▶ [Exercise objective]:
Each record must be retyped in full. No character may differ.

******************************

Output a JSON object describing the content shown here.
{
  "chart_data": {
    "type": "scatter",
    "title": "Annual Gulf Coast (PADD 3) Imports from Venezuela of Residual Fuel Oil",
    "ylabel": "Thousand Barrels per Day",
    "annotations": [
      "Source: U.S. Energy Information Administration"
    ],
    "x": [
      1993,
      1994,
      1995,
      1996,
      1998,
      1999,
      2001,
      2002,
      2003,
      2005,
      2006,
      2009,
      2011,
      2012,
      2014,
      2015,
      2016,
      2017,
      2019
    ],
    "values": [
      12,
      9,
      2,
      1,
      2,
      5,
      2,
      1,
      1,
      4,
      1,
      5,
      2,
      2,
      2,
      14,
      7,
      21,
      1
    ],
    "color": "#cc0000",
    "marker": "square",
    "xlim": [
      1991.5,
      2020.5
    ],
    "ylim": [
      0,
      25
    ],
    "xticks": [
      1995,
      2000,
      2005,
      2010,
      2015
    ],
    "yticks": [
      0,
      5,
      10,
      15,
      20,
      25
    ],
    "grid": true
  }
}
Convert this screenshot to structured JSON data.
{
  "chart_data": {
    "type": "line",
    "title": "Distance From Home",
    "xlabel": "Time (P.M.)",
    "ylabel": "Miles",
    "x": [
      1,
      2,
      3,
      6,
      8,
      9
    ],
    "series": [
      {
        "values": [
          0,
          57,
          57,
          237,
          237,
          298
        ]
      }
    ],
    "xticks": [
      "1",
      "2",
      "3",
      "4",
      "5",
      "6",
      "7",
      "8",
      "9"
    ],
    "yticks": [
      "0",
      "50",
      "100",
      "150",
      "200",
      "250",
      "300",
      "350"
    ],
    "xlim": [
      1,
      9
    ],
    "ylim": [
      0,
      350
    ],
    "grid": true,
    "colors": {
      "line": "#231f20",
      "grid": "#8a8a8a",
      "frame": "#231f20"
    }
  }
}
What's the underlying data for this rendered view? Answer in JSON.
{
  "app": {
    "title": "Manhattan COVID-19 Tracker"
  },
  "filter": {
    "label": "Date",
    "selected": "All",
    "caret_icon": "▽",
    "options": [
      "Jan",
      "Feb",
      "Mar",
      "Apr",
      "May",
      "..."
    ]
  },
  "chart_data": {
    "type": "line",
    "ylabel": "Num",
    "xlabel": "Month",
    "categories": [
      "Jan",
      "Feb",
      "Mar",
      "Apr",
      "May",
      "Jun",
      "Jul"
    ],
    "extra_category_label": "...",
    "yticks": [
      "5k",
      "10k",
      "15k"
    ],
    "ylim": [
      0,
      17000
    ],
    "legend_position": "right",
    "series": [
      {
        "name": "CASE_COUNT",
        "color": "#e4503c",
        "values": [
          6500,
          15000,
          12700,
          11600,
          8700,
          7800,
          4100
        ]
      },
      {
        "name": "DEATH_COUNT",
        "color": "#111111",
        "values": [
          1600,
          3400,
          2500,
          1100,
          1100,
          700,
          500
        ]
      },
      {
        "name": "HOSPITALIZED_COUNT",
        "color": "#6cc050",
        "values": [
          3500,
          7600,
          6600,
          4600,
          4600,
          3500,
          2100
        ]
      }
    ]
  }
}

******************************

▶ [Task output]:
Output a JSON object describing the content shown here.
{
  "chart_data": {
    "type": "scatter",
    "title": "Annual Gulf Coast (PADD 3) Imports from Venezuela of Residual Fuel Oil",
    "ylabel": "Thousand Barrels per Day",
    "annotations": [
      "Source: U.S. Energy Information Administration"
    ],
    "x": [
      1993,
      1994,
      1995,
      1996,
      1998,
      1999,
      2001,
      2002,
      2003,
      2005,
      2006,
      2009,
      2011,
      2012,
      2014,
      2015,
      2016,
      2017,
      2019
    ],
    "values": [
      12,
      9,
      2,
      1,
      2,
      5,
      2,
      1,
      1,
      4,
      1,
      5,
      2,
      2,
      2,
      14,
      7,
      21,
      1
    ],
    "color": "#cc0000",
    "marker": "square",
    "xlim": [
      1991.5,
      2020.5
    ],
    "ylim": [
      0,
      25
    ],
    "xticks": [
      1995,
      2000,
      2005,
      2010,
      2015
    ],
    "yticks": [
      0,
      5,
      10,
      15,
      20,
      25
    ],
    "grid": true
  }
}
Convert this screenshot to structured JSON data.
{
  "chart_data": {
    "type": "line",
    "title": "Distance From Home",
    "xlabel": "Time (P.M.)",
    "ylabel": "Miles",
    "x": [
      1,
      2,
      3,
      6,
      8,
      9
    ],
    "series": [
      {
        "values": [
          0,
          57,
          57,
          237,
          237,
          298
        ]
      }
    ],
    "xticks": [
      "1",
      "2",
      "3",
      "4",
      "5",
      "6",
      "7",
      "8",
      "9"
    ],
    "yticks": [
      "0",
      "50",
      "100",
      "150",
      "200",
      "250",
      "300",
      "350"
    ],
    "xlim": [
      1,
      9
    ],
    "ylim": [
      0,
      350
    ],
    "grid": true,
    "colors": {
      "line": "#231f20",
      "grid": "#8a8a8a",
      "frame": "#231f20"
    }
  }
}
What's the underlying data for this rendered view? Answer in JSON.
{
  "app": {
    "title": "Manhattan COVID-19 Tracker"
  },
  "filter": {
    "label": "Date",
    "selected": "All",
    "caret_icon": "▽",
    "options": [
      "Jan",
      "Feb",
      "Mar",
      "Apr",
      "May",
      "..."
    ]
  },
  "chart_data": {
    "type": "line",
    "ylabel": "Num",
    "xlabel": "Month",
    "categories": [
      "Jan",
      "Feb",
      "Mar",
      "Apr",
      "May",
      "Jun",
      "Jul"
    ],
    "extra_category_label": "...",
    "yticks": [
      "5k",
      "10k",
      "15k"
    ],
    "ylim": [
      0,
      17000
    ],
    "legend_position": "right",
    "series": [
      {
        "name": "CASE_COUNT",
        "color": "#e4503c",
        "values": [
          6500,
          15000,
          12700,
          11600,
          8700,
          7800,
          4100
        ]
      },
      {
        "name": "DEATH_COUNT",
        "color": "#111111",
        "values": [
          1600,
          3400,
          2500,
          1100,
          1100,
          700,
          500
        ]
      },
      {
        "name": "HOSPITALIZED_COUNT",
        "color": "#6cc050",
        "values": [
          3500,
          7600,
          6600,
          4600,
          4600,
          3500,
          2100
        ]
      }
    ]
  }
}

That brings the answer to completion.